Transcribe the records that follow, preserving every word.

(Figure data in JSON)
■ ■ ■ ■ ■

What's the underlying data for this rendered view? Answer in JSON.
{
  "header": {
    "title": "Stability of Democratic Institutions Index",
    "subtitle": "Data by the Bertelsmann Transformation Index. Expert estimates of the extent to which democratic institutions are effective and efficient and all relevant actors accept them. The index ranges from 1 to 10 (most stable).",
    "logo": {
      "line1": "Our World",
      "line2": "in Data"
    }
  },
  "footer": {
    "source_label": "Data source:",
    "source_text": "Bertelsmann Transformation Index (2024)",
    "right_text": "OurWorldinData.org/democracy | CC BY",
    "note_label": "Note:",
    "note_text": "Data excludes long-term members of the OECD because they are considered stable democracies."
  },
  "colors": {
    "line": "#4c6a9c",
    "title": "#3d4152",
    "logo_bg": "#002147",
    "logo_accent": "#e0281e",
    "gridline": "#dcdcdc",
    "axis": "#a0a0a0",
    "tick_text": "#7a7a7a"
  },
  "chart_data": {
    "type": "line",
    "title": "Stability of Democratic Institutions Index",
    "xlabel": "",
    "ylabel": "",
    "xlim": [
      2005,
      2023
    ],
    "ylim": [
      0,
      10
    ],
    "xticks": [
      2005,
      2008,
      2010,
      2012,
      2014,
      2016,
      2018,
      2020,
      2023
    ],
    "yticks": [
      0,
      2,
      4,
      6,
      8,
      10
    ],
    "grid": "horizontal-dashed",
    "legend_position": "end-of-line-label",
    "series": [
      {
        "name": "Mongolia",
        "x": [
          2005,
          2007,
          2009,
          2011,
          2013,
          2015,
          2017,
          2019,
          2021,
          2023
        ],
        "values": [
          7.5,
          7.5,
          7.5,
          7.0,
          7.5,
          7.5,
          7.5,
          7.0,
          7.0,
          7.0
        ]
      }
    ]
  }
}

■ ■ ■ ■ ■

:: Result for this exercise ::
What's the underlying data for this rendered view? Answer in JSON.
{
  "header": {
    "title": "Stability of Democratic Institutions Index",
    "subtitle": "Data by the Bertelsmann Transformation Index. Expert estimates of the extent to which democratic institutions are effective and efficient and all relevant actors accept them. The index ranges from 1 to 10 (most stable).",
    "logo": {
      "line1": "Our World",
      "line2": "in Data"
    }
  },
  "footer": {
    "source_label": "Data source:",
    "source_text": "Bertelsmann Transformation Index (2024)",
    "right_text": "OurWorldinData.org/democracy | CC BY",
    "note_label": "Note:",
    "note_text": "Data excludes long-term members of the OECD because they are considered stable democracies."
  },
  "colors": {
    "line": "#4c6a9c",
    "title": "#3d4152",
    "logo_bg": "#002147",
    "logo_accent": "#e0281e",
    "gridline": "#dcdcdc",
    "axis": "#a0a0a0",
    "tick_text": "#7a7a7a"
  },
  "chart_data": {
    "type": "line",
    "title": "Stability of Democratic Institutions Index",
    "xlabel": "",
    "ylabel": "",
    "xlim": [
      2005,
      2023
    ],
    "ylim": [
      0,
      10
    ],
    "xticks": [
      2005,
      2008,
      2010,
      2012,
      2014,
      2016,
      2018,
      2020,
      2023
    ],
    "yticks": [
      0,
      2,
      4,
      6,
      8,
      10
    ],
    "grid": "horizontal-dashed",
    "legend_position": "end-of-line-label",
    "series": [
      {
        "name": "Mongolia",
        "x": [
          2005,
          2007,
          2009,
          2011,
          2013,
          2015,
          2017,
          2019,
          2021,
          2023
        ],
        "values": [
          7.5,
          7.5,
          7.5,
          7.0,
          7.5,
          7.5,
          7.5,
          7.0,
          7.0,
          7.0
        ]
      }
    ]
  }
}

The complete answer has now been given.